| EXERCISE BRIEF |
Identify each line below that contains the word "data", and copy it out.

| RECORDS SHOWN |
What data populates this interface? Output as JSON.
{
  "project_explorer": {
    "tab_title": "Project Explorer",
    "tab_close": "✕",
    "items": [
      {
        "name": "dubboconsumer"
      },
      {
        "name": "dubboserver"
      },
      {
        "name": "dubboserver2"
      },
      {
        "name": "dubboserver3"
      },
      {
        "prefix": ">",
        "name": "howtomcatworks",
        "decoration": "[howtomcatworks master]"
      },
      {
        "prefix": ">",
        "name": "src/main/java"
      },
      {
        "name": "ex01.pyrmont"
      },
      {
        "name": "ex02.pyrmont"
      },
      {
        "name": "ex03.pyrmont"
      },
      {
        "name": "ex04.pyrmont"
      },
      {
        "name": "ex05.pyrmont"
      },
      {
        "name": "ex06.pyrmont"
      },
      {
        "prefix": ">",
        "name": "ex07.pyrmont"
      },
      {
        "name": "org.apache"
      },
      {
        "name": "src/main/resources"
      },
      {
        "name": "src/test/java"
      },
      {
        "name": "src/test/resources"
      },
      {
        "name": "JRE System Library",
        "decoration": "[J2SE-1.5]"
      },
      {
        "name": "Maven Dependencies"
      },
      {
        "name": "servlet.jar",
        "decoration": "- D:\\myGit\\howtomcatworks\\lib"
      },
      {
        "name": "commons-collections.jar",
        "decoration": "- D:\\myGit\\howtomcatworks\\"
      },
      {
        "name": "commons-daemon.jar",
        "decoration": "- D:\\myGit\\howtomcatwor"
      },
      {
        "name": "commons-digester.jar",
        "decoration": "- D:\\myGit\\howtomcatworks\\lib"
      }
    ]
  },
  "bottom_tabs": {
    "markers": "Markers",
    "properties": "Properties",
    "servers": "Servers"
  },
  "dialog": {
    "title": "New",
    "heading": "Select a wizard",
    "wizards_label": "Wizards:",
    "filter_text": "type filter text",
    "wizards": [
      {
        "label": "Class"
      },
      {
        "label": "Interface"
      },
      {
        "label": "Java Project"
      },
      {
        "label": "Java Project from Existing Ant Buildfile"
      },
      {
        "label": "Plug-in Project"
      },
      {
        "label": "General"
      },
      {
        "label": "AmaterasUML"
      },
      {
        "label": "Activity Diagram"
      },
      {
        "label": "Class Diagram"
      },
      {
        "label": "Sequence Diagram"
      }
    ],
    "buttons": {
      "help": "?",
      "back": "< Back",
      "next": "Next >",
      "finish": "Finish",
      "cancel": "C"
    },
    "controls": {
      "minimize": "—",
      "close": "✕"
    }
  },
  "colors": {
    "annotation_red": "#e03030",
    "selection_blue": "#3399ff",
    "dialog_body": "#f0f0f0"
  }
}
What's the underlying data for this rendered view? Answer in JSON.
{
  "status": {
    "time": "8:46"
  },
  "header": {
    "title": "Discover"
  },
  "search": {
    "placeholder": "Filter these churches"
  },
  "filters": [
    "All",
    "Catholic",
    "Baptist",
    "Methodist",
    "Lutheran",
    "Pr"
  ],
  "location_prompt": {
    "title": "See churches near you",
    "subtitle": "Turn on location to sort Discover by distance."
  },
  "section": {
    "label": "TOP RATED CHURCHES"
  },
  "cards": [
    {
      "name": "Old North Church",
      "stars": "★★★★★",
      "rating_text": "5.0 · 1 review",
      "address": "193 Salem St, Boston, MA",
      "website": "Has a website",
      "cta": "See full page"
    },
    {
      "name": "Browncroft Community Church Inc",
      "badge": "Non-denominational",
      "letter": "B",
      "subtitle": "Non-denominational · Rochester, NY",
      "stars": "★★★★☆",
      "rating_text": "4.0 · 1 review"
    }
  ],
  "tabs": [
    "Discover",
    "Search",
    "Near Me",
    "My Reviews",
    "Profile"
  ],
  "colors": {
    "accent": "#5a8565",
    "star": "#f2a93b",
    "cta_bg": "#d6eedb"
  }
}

| SOLUTION TO THIS TASK |
What data populates this interface? Output as JSON.
What's the underlying data for this rendered view? Answer in JSON.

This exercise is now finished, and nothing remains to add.